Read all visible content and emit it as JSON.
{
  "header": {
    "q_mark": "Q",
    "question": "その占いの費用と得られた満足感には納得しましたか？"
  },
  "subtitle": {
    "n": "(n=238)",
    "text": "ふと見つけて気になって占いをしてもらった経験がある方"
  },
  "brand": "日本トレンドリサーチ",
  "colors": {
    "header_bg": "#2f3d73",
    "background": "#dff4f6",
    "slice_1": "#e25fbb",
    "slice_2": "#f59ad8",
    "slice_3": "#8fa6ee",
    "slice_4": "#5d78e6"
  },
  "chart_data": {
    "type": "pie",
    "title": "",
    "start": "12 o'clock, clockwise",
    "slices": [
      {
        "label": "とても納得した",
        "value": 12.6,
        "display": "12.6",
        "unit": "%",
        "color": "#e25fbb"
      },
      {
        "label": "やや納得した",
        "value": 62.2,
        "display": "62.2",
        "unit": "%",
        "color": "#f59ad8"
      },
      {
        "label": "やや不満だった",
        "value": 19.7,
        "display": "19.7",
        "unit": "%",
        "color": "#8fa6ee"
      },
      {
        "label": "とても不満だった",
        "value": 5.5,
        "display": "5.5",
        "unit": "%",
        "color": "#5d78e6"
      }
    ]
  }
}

Aim: Transcribe the material exactly as it reads.

Solution:
Read all visible content and emit it as JSON.
{
  "header": {
    "q_mark": "Q",
    "question": "その占いの費用と得られた満足感には納得しましたか？"
  },
  "subtitle": {
    "n": "(n=238)",
    "text": "ふと見つけて気になって占いをしてもらった経験がある方"
  },
  "brand": "日本トレンドリサーチ",
  "colors": {
    "header_bg": "#2f3d73",
    "background": "#dff4f6",
    "slice_1": "#e25fbb",
    "slice_2": "#f59ad8",
    "slice_3": "#8fa6ee",
    "slice_4": "#5d78e6"
  },
  "chart_data": {
    "type": "pie",
    "title": "",
    "start": "12 o'clock, clockwise",
    "slices": [
      {
        "label": "とても納得した",
        "value": 12.6,
        "display": "12.6",
        "unit": "%",
        "color": "#e25fbb"
      },
      {
        "label": "やや納得した",
        "value": 62.2,
        "display": "62.2",
        "unit": "%",
        "color": "#f59ad8"
      },
      {
        "label": "やや不満だった",
        "value": 19.7,
        "display": "19.7",
        "unit": "%",
        "color": "#8fa6ee"
      },
      {
        "label": "とても不満だった",
        "value": 5.5,
        "display": "5.5",
        "unit": "%",
        "color": "#5d78e6"
      }
    ]
  }
}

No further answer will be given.